_REQUEST:_ In the listing below, locate the lines that hold the string "видов". Copy those lines.

[Stored records]
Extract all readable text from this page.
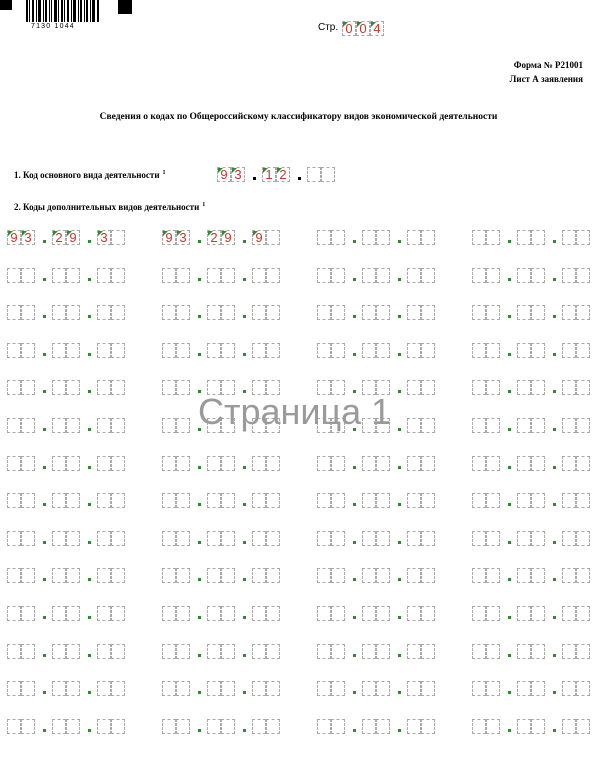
7130 1044	Стр. 0 0 4
Форма № Р21001
Лист А заявления
Сведения о кодах по Общероссийскому классификатору видов экономической деятельности
1. Код основного вида деятельности $^1$	9 3 1 2
2. Коды дополнительных видов деятельности $^1$
9 3 2 9 3	9 3 2 9 9
Страница 1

_ANSWER TO THE TASK:_
Сведения о кодах по Общероссийскому классификатору видов экономической деятельности
2. Коды дополнительных видов деятельности $^1$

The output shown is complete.